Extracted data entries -
────

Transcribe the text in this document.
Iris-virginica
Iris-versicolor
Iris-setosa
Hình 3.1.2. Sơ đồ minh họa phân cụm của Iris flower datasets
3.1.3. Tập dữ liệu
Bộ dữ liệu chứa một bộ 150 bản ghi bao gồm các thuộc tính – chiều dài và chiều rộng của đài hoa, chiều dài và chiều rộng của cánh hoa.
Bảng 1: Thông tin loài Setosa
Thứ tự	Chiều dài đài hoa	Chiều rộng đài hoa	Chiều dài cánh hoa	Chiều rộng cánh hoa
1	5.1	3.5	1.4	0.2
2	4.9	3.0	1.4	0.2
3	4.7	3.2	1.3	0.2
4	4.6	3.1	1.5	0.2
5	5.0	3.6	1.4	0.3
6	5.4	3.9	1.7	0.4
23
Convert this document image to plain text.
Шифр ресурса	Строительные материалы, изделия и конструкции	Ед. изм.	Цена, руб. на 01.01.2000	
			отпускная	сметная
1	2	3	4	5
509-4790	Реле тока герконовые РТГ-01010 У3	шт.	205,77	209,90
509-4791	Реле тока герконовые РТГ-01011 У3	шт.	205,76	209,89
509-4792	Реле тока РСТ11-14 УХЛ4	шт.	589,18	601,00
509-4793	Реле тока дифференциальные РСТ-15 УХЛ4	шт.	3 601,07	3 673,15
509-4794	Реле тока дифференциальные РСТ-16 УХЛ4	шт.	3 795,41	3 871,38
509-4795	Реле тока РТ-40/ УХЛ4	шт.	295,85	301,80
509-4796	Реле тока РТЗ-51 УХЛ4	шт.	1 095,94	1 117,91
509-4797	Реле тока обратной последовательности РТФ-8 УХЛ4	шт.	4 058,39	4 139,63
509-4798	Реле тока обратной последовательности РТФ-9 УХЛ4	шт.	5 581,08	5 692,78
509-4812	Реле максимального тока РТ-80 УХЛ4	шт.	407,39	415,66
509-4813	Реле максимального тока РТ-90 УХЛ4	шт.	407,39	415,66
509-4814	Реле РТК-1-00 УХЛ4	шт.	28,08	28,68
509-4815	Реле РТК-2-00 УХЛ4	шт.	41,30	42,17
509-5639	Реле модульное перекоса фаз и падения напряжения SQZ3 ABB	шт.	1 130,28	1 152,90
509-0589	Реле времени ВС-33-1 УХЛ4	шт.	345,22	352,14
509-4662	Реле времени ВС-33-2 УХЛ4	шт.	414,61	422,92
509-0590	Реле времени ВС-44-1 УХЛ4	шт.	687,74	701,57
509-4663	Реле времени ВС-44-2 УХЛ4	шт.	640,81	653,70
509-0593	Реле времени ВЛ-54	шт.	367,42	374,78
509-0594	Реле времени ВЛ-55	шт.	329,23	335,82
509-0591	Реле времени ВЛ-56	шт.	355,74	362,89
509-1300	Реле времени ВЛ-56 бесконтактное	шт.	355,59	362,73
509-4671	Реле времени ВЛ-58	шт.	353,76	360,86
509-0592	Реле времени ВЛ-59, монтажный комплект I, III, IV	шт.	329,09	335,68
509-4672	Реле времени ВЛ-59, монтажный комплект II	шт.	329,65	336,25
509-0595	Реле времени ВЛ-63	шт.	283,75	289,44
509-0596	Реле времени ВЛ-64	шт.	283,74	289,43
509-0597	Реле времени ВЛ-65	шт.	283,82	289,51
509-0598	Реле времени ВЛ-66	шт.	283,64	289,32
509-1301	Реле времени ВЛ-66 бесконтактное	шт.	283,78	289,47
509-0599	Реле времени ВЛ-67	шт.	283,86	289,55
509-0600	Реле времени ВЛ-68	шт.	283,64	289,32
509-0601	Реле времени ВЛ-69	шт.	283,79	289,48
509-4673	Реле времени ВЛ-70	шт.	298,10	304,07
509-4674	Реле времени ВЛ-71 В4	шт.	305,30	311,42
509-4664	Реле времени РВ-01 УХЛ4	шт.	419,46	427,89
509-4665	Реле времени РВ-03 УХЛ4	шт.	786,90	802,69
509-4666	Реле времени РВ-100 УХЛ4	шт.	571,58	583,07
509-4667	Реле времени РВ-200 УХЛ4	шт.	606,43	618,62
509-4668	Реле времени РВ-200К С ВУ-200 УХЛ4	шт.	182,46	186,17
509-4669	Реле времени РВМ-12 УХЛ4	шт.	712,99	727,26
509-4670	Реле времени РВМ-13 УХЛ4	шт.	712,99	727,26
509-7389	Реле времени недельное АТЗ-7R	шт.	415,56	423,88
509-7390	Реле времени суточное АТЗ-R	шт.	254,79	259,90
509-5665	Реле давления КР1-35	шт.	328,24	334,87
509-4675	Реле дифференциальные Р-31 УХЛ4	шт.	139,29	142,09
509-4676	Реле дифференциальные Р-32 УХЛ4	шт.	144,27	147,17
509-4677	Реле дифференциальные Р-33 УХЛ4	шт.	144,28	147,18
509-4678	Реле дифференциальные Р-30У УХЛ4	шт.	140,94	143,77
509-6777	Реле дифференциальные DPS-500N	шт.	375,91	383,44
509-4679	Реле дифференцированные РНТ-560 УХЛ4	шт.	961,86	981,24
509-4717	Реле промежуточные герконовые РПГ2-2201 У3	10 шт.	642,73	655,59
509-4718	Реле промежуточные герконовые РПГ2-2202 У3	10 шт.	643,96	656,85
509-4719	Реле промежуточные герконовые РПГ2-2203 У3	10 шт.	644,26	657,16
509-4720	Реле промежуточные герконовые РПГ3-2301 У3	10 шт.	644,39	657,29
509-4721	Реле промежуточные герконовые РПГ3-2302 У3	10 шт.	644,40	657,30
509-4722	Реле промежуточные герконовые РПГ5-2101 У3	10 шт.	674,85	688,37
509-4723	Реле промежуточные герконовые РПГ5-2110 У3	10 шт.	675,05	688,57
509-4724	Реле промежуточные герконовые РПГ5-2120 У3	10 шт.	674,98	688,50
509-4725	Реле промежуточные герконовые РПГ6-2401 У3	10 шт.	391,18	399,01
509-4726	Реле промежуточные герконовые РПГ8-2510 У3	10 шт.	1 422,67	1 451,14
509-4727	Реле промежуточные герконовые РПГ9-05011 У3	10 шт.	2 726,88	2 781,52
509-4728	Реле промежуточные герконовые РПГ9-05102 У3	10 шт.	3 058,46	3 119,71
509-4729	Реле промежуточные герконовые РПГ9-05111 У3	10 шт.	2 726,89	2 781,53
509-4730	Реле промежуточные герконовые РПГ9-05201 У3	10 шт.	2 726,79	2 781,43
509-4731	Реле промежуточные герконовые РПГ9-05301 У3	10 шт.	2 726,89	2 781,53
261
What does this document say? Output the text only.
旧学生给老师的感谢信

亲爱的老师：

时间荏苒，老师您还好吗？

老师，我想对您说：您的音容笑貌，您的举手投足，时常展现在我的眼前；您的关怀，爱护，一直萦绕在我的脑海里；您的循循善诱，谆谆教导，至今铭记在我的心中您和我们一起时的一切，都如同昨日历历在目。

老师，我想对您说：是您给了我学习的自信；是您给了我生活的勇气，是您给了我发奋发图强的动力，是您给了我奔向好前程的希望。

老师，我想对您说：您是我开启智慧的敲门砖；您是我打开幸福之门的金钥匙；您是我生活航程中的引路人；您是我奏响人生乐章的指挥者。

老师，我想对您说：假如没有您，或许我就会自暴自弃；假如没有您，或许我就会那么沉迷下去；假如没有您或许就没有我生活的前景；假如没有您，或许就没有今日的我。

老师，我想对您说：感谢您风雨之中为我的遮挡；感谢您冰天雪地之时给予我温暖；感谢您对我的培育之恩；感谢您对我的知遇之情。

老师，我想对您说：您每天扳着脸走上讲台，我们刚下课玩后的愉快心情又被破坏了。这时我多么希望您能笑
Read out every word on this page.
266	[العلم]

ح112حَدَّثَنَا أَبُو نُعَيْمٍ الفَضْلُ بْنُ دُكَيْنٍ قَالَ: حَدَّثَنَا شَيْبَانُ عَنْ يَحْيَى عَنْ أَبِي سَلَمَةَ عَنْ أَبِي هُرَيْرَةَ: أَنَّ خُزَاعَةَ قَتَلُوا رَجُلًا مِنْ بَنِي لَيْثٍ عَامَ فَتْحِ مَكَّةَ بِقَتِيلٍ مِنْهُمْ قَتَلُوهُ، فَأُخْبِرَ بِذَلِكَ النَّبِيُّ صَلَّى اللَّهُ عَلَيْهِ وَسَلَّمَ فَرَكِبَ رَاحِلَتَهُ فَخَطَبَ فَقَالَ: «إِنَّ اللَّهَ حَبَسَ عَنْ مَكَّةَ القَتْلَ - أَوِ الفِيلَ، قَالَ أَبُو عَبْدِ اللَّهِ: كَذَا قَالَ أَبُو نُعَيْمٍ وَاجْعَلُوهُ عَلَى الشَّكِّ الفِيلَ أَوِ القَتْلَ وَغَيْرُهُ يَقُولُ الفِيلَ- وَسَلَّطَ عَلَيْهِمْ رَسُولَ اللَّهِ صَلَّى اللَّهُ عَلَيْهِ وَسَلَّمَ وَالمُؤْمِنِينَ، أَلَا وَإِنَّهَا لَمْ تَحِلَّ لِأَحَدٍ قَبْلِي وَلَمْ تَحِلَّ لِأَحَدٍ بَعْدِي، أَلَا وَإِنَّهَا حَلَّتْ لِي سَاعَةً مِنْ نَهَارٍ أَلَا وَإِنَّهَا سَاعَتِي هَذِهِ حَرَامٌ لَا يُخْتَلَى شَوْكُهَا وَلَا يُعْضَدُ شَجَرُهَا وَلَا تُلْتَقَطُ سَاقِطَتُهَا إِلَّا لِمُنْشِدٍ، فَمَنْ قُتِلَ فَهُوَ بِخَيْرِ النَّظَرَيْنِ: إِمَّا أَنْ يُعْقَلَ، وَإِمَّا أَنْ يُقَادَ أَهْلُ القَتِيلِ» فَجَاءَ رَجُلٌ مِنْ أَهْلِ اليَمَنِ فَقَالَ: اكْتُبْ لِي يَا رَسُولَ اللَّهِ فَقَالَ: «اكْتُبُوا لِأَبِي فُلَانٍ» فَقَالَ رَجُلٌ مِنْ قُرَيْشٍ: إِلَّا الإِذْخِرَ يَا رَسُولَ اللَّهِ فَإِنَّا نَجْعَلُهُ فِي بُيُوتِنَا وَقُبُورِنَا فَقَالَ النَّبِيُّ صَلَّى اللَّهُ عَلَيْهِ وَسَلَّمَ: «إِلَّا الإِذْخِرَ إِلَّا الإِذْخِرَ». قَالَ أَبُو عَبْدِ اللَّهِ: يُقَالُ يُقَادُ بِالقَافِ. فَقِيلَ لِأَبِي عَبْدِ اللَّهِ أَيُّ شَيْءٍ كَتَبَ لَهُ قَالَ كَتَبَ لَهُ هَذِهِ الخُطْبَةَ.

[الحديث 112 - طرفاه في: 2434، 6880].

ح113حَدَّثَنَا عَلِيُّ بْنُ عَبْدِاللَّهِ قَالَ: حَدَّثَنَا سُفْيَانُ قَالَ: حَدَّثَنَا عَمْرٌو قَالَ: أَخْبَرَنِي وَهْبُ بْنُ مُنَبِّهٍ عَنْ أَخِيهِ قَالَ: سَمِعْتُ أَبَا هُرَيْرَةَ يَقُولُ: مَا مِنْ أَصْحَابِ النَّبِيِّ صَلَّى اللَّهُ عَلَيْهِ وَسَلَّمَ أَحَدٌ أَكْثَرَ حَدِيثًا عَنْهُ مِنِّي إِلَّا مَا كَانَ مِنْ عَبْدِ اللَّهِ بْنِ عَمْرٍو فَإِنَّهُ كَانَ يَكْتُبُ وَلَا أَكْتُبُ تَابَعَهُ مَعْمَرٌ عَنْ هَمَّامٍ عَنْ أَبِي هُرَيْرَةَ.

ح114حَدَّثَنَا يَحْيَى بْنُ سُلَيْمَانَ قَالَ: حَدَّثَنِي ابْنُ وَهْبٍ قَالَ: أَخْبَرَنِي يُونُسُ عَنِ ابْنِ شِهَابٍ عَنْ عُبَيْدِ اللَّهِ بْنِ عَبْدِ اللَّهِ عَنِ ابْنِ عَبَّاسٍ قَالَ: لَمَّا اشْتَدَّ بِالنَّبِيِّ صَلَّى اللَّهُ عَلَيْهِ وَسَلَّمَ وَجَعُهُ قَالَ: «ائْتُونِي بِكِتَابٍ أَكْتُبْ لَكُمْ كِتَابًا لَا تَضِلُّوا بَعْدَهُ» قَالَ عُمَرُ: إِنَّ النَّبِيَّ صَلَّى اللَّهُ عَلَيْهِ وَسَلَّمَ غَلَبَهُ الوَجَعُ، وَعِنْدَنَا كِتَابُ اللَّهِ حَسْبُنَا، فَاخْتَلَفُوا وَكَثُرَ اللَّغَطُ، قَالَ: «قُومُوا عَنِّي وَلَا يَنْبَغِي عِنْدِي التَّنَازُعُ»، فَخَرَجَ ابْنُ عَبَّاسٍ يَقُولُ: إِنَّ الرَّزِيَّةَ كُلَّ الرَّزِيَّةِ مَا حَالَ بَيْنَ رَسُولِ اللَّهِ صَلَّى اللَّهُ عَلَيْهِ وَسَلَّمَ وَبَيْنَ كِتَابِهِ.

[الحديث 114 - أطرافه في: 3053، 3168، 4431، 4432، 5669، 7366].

────

Each line in the data that holds the string "我想对您说" should be found and copied.

老师，我想对您说：您的音容笑貌，您的举手投足，时常展现在我的眼前；您的关怀，爱护，一直萦绕在我的脑海里；您的循循善诱，谆谆教导，至今铭记在我的心中您和我们一起时的一切，都如同昨日历历在目。
老师，我想对您说：是您给了我学习的自信；是您给了我生活的勇气，是您给了我发奋发图强的动力，是您给了我奔向好前程的希望。
老师，我想对您说：您是我开启智慧的敲门砖；您是我打开幸福之门的金钥匙；您是我生活航程中的引路人；您是我奏响人生乐章的指挥者。
老师，我想对您说：假如没有您，或许我就会自暴自弃；假如没有您，或许我就会那么沉迷下去；假如没有您或许就没有我生活的前景；假如没有您，或许就没有今日的我。
老师，我想对您说：感谢您风雨之中为我的遮挡；感谢您冰天雪地之时给予我温暖；感谢您对我的培育之恩；感谢您对我的知遇之情。
老师，我想对您说：您每天扳着脸走上讲台，我们刚下课玩后的愉快心情又被破坏了。这时我多么希望您能笑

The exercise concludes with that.